>> BEGIN SUPPLIED RECORDS

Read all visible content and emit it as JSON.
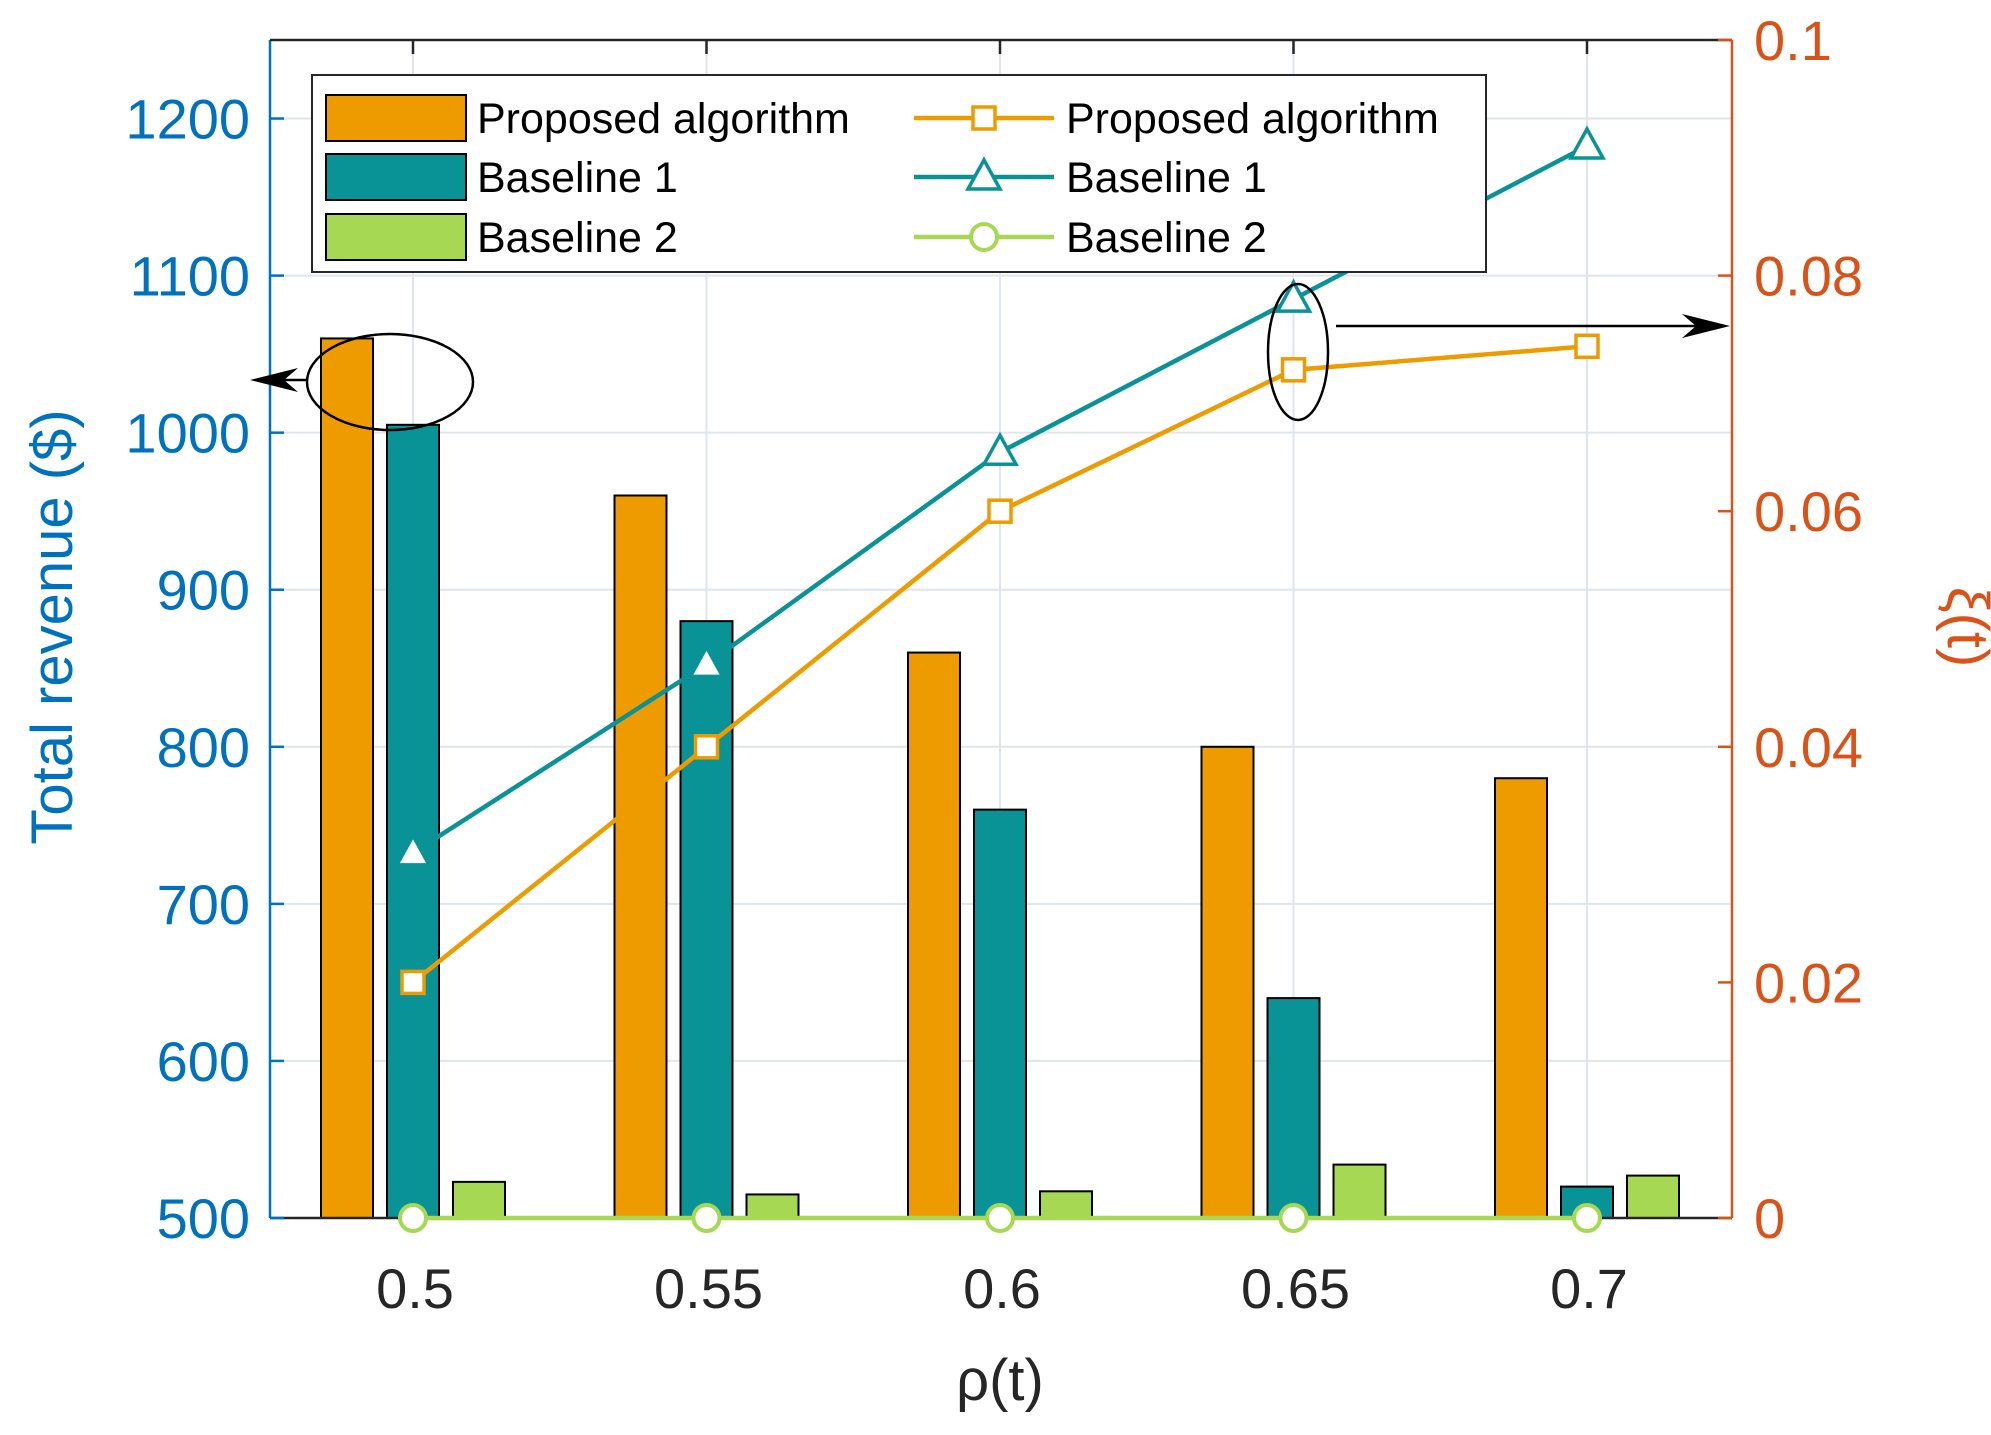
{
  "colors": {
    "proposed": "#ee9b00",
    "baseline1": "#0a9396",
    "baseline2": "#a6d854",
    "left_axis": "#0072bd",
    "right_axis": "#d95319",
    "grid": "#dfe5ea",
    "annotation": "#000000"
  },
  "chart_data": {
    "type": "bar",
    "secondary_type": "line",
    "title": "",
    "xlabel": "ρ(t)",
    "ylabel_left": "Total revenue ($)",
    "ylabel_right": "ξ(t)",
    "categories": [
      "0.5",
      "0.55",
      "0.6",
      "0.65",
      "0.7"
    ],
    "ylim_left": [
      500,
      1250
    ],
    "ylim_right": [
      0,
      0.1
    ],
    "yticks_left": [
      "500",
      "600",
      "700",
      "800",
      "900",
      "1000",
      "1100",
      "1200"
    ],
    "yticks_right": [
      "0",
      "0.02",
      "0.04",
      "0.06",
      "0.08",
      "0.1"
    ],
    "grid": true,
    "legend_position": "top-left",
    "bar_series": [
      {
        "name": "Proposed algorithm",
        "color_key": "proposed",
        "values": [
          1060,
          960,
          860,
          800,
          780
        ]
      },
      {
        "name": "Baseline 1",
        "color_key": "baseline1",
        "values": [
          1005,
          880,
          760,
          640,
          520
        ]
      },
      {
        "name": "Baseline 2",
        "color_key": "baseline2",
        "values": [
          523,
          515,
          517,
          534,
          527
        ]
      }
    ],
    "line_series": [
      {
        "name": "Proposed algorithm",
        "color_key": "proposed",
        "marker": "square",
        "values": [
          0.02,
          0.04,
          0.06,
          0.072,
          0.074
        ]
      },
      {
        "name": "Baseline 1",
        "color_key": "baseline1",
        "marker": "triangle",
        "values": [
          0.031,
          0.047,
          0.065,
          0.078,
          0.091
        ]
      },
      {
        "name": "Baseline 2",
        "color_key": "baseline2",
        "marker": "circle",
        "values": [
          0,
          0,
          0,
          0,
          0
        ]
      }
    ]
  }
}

>> END SUPPLIED RECORDS
>> BEGIN SUPPLIED RECORDS

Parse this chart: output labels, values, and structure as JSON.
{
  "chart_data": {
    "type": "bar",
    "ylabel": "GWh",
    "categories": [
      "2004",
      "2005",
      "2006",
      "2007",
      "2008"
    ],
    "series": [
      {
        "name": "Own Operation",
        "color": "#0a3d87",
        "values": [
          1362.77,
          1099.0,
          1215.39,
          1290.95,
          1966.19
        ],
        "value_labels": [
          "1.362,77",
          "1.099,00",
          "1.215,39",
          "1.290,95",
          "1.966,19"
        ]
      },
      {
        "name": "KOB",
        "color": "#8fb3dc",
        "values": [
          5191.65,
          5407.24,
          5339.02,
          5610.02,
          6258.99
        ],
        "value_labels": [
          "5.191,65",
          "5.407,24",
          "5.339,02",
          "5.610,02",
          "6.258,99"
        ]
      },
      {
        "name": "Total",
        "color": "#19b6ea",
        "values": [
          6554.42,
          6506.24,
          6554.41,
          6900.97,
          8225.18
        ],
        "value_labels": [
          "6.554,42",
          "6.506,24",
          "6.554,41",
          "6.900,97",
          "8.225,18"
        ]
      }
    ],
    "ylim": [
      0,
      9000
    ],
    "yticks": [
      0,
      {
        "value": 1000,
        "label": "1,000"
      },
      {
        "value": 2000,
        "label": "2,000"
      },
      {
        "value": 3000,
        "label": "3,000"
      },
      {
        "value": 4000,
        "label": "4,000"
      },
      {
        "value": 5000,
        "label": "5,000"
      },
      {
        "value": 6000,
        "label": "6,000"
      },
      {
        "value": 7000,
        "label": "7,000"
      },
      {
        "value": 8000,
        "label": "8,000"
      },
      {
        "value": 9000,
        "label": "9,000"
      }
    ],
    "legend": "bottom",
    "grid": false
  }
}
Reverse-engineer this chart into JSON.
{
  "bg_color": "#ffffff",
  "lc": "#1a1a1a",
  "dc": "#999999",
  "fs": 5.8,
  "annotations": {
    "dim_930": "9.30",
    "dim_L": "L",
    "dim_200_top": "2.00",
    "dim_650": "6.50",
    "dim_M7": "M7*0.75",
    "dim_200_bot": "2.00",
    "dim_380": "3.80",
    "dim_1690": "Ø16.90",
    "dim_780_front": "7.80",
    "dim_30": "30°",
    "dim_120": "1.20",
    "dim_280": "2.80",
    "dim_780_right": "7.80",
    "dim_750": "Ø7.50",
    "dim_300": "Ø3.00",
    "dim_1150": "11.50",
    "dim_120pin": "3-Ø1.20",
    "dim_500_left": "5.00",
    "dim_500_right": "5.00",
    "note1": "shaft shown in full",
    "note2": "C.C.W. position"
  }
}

>> END SUPPLIED RECORDS

Find and copy each line above that includes the string "this".

Parse this chart: output labels, values, and structure as JSON.
Reverse-engineer this chart into JSON.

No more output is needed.